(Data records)
## begin

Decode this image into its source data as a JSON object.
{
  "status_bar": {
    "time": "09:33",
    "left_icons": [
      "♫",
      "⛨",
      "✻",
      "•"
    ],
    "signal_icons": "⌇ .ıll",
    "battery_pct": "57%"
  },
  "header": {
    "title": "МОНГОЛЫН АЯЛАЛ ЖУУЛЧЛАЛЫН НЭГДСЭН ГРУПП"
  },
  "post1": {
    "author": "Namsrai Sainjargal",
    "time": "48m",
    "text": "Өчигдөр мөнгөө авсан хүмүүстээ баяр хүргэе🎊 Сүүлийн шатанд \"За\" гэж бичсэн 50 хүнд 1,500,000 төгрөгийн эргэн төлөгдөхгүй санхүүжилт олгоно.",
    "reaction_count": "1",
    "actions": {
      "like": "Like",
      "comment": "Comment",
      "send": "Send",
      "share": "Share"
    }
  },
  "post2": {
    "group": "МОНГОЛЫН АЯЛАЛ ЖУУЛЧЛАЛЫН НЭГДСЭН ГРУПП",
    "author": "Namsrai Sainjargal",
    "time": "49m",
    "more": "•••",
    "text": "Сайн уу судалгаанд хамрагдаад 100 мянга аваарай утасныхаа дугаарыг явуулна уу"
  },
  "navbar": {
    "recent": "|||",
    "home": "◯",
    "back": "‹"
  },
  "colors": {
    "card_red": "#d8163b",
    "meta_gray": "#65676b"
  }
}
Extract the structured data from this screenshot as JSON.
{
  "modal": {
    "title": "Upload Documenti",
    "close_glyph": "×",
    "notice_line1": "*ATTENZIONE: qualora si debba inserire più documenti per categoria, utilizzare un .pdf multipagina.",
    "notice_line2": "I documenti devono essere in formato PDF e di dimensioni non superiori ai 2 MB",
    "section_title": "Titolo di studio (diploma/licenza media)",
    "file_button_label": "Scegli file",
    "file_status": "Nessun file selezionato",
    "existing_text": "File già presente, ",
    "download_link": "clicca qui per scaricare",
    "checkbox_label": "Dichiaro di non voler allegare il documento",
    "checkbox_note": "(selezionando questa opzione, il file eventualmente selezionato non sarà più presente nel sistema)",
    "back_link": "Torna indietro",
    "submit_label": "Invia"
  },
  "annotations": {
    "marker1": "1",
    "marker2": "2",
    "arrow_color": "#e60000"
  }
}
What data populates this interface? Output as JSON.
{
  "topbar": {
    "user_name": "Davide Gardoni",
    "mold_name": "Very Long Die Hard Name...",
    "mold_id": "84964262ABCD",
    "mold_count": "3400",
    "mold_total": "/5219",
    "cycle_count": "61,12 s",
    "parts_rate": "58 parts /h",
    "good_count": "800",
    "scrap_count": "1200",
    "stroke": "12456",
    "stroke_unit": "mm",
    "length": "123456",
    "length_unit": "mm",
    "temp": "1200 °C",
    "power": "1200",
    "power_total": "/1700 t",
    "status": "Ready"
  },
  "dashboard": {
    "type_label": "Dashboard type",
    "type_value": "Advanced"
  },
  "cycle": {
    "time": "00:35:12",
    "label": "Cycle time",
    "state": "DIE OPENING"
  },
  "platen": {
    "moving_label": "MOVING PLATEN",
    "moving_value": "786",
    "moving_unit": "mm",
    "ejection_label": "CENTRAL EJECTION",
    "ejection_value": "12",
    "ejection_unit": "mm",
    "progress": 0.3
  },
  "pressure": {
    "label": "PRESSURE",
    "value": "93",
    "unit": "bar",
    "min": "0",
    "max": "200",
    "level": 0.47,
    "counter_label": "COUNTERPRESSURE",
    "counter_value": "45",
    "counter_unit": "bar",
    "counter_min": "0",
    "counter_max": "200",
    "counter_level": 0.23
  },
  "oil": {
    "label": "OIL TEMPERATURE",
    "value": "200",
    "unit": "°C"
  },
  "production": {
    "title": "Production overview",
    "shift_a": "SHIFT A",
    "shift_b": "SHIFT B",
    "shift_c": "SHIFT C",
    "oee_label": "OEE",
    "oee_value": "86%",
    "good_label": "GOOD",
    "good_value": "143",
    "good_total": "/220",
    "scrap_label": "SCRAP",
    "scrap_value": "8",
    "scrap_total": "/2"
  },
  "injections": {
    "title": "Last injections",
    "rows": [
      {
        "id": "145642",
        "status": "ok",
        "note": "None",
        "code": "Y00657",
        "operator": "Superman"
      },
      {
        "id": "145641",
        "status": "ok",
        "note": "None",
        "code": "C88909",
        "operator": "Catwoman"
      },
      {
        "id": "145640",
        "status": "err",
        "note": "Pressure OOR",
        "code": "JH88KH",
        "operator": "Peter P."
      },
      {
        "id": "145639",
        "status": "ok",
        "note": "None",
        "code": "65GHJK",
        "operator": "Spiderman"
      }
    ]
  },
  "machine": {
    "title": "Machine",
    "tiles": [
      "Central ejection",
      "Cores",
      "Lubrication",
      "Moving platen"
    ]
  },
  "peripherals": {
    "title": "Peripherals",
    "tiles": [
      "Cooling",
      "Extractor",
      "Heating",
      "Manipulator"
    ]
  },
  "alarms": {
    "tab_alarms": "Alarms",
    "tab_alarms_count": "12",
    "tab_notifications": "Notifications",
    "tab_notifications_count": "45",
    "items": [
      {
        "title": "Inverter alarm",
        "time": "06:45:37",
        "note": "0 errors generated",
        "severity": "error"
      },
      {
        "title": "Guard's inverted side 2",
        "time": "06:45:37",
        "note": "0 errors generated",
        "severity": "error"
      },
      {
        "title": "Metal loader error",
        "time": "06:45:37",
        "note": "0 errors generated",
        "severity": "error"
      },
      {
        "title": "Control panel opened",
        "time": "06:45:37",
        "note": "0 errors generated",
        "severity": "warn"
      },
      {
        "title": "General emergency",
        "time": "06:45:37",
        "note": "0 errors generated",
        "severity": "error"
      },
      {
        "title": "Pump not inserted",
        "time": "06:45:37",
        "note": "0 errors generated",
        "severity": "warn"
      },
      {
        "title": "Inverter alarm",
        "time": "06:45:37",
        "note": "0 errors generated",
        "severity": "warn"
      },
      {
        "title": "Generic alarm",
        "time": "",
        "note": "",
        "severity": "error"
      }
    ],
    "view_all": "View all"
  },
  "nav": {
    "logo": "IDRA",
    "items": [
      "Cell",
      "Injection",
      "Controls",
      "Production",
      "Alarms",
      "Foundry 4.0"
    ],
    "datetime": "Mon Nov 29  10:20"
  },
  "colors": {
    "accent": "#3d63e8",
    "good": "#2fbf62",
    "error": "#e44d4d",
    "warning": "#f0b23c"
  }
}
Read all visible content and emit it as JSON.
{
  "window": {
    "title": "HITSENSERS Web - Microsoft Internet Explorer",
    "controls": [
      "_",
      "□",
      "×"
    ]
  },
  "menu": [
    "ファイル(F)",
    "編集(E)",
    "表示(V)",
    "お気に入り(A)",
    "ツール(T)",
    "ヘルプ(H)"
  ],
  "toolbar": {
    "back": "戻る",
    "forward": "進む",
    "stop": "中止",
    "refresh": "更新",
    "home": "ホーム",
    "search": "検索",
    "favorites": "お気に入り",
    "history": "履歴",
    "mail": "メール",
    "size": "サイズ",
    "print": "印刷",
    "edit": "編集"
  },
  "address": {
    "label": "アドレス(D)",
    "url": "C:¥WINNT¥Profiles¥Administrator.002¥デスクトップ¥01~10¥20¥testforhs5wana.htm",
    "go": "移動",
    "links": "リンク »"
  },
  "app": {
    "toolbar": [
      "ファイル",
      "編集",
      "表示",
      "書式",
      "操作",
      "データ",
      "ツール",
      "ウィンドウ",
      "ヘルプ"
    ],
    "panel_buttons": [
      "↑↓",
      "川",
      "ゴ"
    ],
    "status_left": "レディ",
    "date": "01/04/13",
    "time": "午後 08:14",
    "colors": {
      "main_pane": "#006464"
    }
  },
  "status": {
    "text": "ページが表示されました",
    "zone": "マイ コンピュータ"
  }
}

## end

**Task**
Retype nothing except the lines from the line holding "Read all visible content and emit it as JSON." through the last line of the entries, both included.

**The response**
Read all visible content and emit it as JSON.
{
  "window": {
    "title": "HITSENSERS Web - Microsoft Internet Explorer",
    "controls": [
      "_",
      "□",
      "×"
    ]
  },
  "menu": [
    "ファイル(F)",
    "編集(E)",
    "表示(V)",
    "お気に入り(A)",
    "ツール(T)",
    "ヘルプ(H)"
  ],
  "toolbar": {
    "back": "戻る",
    "forward": "進む",
    "stop": "中止",
    "refresh": "更新",
    "home": "ホーム",
    "search": "検索",
    "favorites": "お気に入り",
    "history": "履歴",
    "mail": "メール",
    "size": "サイズ",
    "print": "印刷",
    "edit": "編集"
  },
  "address": {
    "label": "アドレス(D)",
    "url": "C:¥WINNT¥Profiles¥Administrator.002¥デスクトップ¥01~10¥20¥testforhs5wana.htm",
    "go": "移動",
    "links": "リンク »"
  },
  "app": {
    "toolbar": [
      "ファイル",
      "編集",
      "表示",
      "書式",
      "操作",
      "データ",
      "ツール",
      "ウィンドウ",
      "ヘルプ"
    ],
    "panel_buttons": [
      "↑↓",
      "川",
      "ゴ"
    ],
    "status_left": "レディ",
    "date": "01/04/13",
    "time": "午後 08:14",
    "colors": {
      "main_pane": "#006464"
    }
  },
  "status": {
    "text": "ページが表示されました",
    "zone": "マイ コンピュータ"
  }
}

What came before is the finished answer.